▶ [WHAT IS REQUIRED]:
Gather all lines in the records below that include the word "u²sin²θ".

▶ [INFORMATION SHOWN]:
★ ★ ★
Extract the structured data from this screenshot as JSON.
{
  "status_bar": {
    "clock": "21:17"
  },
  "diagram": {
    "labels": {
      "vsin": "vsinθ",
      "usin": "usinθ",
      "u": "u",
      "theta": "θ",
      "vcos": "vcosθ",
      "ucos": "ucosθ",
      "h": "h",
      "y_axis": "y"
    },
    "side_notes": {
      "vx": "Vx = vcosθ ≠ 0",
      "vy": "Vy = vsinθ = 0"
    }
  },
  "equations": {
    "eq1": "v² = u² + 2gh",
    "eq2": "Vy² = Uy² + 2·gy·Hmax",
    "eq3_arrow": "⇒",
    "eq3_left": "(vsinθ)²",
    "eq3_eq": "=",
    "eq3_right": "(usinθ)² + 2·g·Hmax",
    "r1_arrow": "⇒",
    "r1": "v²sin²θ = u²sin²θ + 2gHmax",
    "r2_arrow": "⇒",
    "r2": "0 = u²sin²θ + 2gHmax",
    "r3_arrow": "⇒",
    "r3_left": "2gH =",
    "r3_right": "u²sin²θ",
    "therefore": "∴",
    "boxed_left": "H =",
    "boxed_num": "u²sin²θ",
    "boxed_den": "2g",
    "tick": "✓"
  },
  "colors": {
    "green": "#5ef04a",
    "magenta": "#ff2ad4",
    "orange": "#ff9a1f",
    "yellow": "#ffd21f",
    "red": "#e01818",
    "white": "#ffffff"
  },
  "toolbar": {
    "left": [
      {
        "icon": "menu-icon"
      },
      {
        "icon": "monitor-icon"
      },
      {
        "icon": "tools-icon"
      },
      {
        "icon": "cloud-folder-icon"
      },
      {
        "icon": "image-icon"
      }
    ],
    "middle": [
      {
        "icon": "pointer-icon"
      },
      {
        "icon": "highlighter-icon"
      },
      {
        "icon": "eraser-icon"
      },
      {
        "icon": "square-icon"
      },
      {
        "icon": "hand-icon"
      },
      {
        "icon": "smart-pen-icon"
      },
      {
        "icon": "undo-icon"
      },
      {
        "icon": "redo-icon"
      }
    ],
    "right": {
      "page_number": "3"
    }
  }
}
★ ★ ★
▶ [TASK OUTPUT]:
    "r1": "v²sin²θ = u²sin²θ + 2gHmax",
    "r2": "0 = u²sin²θ + 2gHmax",
    "r3_right": "u²sin²θ",
    "boxed_num": "u²sin²θ",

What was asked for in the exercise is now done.